▸ **Work required**: Could you copy the entries below word for word, keeping every line exactly as it appears?

....

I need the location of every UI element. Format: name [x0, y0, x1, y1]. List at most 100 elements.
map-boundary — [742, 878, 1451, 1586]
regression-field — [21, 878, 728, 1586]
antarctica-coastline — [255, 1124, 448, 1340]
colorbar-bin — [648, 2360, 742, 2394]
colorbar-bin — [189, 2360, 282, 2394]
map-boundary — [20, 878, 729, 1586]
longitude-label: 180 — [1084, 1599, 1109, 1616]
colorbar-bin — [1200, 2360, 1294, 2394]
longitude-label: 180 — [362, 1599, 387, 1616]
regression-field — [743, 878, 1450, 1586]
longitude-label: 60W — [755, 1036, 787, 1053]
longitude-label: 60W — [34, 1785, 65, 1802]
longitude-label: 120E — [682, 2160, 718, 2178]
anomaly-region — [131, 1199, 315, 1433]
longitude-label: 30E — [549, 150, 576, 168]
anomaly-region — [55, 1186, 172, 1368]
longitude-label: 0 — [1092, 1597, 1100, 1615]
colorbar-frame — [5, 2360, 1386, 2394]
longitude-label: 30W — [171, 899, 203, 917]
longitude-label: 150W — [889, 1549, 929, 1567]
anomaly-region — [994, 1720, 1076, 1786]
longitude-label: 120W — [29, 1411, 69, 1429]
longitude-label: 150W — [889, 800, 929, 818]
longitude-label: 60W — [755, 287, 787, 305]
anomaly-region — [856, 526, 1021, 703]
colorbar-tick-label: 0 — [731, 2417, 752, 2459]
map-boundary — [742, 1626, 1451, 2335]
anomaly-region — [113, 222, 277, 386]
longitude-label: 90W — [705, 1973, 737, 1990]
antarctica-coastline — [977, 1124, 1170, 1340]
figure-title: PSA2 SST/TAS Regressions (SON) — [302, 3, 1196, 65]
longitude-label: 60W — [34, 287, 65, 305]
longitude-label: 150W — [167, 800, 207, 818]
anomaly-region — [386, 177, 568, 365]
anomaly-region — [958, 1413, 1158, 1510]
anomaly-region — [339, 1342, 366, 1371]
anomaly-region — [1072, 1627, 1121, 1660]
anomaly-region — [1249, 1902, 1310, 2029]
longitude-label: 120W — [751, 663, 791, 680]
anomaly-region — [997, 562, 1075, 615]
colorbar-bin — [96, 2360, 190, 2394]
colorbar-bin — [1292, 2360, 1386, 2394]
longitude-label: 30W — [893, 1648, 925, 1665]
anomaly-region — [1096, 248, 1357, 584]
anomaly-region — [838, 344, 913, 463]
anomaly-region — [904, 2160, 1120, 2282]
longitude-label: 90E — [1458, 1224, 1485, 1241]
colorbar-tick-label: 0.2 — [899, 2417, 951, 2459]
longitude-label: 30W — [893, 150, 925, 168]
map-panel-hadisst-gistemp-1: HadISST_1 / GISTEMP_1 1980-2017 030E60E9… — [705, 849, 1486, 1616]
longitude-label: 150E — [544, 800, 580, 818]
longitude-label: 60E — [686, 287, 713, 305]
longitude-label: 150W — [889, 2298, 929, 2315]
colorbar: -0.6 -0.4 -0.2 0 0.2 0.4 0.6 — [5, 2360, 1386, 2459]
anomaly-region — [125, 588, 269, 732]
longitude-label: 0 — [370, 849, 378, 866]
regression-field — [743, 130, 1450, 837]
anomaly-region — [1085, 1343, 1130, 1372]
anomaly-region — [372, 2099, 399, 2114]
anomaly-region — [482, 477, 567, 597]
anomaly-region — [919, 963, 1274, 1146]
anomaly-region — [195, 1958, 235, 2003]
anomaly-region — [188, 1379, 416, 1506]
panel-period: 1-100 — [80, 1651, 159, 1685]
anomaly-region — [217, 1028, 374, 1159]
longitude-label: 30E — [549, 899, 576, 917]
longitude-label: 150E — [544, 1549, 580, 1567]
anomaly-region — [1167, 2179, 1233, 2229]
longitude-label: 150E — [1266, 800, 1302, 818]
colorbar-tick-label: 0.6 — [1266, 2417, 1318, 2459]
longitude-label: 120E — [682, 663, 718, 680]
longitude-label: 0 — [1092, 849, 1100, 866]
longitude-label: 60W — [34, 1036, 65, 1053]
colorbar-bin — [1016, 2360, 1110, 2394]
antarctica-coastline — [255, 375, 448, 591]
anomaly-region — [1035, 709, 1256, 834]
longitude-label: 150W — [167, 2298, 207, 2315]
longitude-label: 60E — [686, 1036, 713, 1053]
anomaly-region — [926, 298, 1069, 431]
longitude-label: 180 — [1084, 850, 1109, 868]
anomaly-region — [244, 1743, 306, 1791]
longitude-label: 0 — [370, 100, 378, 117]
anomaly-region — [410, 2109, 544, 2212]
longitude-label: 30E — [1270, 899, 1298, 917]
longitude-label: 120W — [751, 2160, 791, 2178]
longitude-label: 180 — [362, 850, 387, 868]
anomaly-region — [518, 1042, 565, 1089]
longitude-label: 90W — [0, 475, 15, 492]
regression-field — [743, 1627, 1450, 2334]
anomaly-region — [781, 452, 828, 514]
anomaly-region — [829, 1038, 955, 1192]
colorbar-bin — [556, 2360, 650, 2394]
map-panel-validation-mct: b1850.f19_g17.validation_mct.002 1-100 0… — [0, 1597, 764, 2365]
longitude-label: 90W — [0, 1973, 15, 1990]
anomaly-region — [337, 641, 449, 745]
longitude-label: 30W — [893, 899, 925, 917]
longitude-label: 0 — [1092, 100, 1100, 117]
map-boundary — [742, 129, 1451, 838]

....

▸ **Response to this exercise**:
I need the location of every UI element. Format: name [x0, y0, x1, y1]. List at most 100 elements.
map-boundary — [742, 878, 1451, 1586]
regression-field — [21, 878, 728, 1586]
antarctica-coastline — [255, 1124, 448, 1340]
colorbar-bin — [648, 2360, 742, 2394]
colorbar-bin — [189, 2360, 282, 2394]
map-boundary — [20, 878, 729, 1586]
longitude-label: 180 — [1084, 1599, 1109, 1616]
colorbar-bin — [1200, 2360, 1294, 2394]
longitude-label: 180 — [362, 1599, 387, 1616]
regression-field — [743, 878, 1450, 1586]
longitude-label: 60W — [755, 1036, 787, 1053]
longitude-label: 60W — [34, 1785, 65, 1802]
longitude-label: 120E — [682, 2160, 718, 2178]
anomaly-region — [131, 1199, 315, 1433]
longitude-label: 30E — [549, 150, 576, 168]
anomaly-region — [55, 1186, 172, 1368]
longitude-label: 0 — [1092, 1597, 1100, 1615]
colorbar-frame — [5, 2360, 1386, 2394]
longitude-label: 30W — [171, 899, 203, 917]
longitude-label: 150W — [889, 1549, 929, 1567]
anomaly-region — [994, 1720, 1076, 1786]
longitude-label: 120W — [29, 1411, 69, 1429]
longitude-label: 150W — [889, 800, 929, 818]
longitude-label: 60W — [755, 287, 787, 305]
anomaly-region — [856, 526, 1021, 703]
colorbar-tick-label: 0 — [731, 2417, 752, 2459]
map-boundary — [742, 1626, 1451, 2335]
anomaly-region — [113, 222, 277, 386]
longitude-label: 90W — [705, 1973, 737, 1990]
antarctica-coastline — [977, 1124, 1170, 1340]
figure-title: PSA2 SST/TAS Regressions (SON) — [302, 3, 1196, 65]
longitude-label: 60W — [34, 287, 65, 305]
longitude-label: 150W — [167, 800, 207, 818]
anomaly-region — [386, 177, 568, 365]
anomaly-region — [958, 1413, 1158, 1510]
anomaly-region — [339, 1342, 366, 1371]
anomaly-region — [1072, 1627, 1121, 1660]
anomaly-region — [1249, 1902, 1310, 2029]
longitude-label: 120W — [751, 663, 791, 680]
anomaly-region — [997, 562, 1075, 615]
colorbar-bin — [96, 2360, 190, 2394]
colorbar-bin — [1292, 2360, 1386, 2394]
longitude-label: 30W — [893, 1648, 925, 1665]
anomaly-region — [1096, 248, 1357, 584]
anomaly-region — [838, 344, 913, 463]
anomaly-region — [904, 2160, 1120, 2282]
longitude-label: 90E — [1458, 1224, 1485, 1241]
colorbar-tick-label: 0.2 — [899, 2417, 951, 2459]
longitude-label: 30W — [893, 150, 925, 168]
map-panel-hadisst-gistemp-1: HadISST_1 / GISTEMP_1 1980-2017 030E60E9… — [705, 849, 1486, 1616]
longitude-label: 150E — [544, 800, 580, 818]
longitude-label: 60E — [686, 287, 713, 305]
longitude-label: 150W — [889, 2298, 929, 2315]
colorbar: -0.6 -0.4 -0.2 0 0.2 0.4 0.6 — [5, 2360, 1386, 2459]
anomaly-region — [125, 588, 269, 732]
longitude-label: 0 — [370, 849, 378, 866]
regression-field — [743, 130, 1450, 837]
anomaly-region — [1085, 1343, 1130, 1372]
anomaly-region — [372, 2099, 399, 2114]
anomaly-region — [482, 477, 567, 597]
anomaly-region — [919, 963, 1274, 1146]
anomaly-region — [195, 1958, 235, 2003]
anomaly-region — [188, 1379, 416, 1506]
panel-period: 1-100 — [80, 1651, 159, 1685]
anomaly-region — [217, 1028, 374, 1159]
longitude-label: 30E — [549, 899, 576, 917]
longitude-label: 150E — [544, 1549, 580, 1567]
anomaly-region — [1167, 2179, 1233, 2229]
longitude-label: 150E — [1266, 800, 1302, 818]
colorbar-tick-label: 0.6 — [1266, 2417, 1318, 2459]
longitude-label: 120E — [682, 663, 718, 680]
longitude-label: 0 — [1092, 849, 1100, 866]
longitude-label: 60W — [34, 1036, 65, 1053]
colorbar-bin — [1016, 2360, 1110, 2394]
antarctica-coastline — [255, 375, 448, 591]
anomaly-region — [1035, 709, 1256, 834]
longitude-label: 150W — [167, 2298, 207, 2315]
longitude-label: 60E — [686, 1036, 713, 1053]
anomaly-region — [926, 298, 1069, 431]
longitude-label: 180 — [1084, 850, 1109, 868]
anomaly-region — [244, 1743, 306, 1791]
longitude-label: 0 — [370, 100, 378, 117]
anomaly-region — [410, 2109, 544, 2212]
longitude-label: 30E — [1270, 899, 1298, 917]
longitude-label: 120W — [751, 2160, 791, 2178]
longitude-label: 180 — [362, 850, 387, 868]
anomaly-region — [518, 1042, 565, 1089]
longitude-label: 90W — [0, 475, 15, 492]
regression-field — [743, 1627, 1450, 2334]
anomaly-region — [781, 452, 828, 514]
anomaly-region — [829, 1038, 955, 1192]
colorbar-bin — [556, 2360, 650, 2394]
map-panel-validation-mct: b1850.f19_g17.validation_mct.002 1-100 0… — [0, 1597, 764, 2365]
longitude-label: 90W — [0, 1973, 15, 1990]
anomaly-region — [337, 641, 449, 745]
longitude-label: 30W — [893, 899, 925, 917]
longitude-label: 0 — [1092, 100, 1100, 117]
map-boundary — [742, 129, 1451, 838]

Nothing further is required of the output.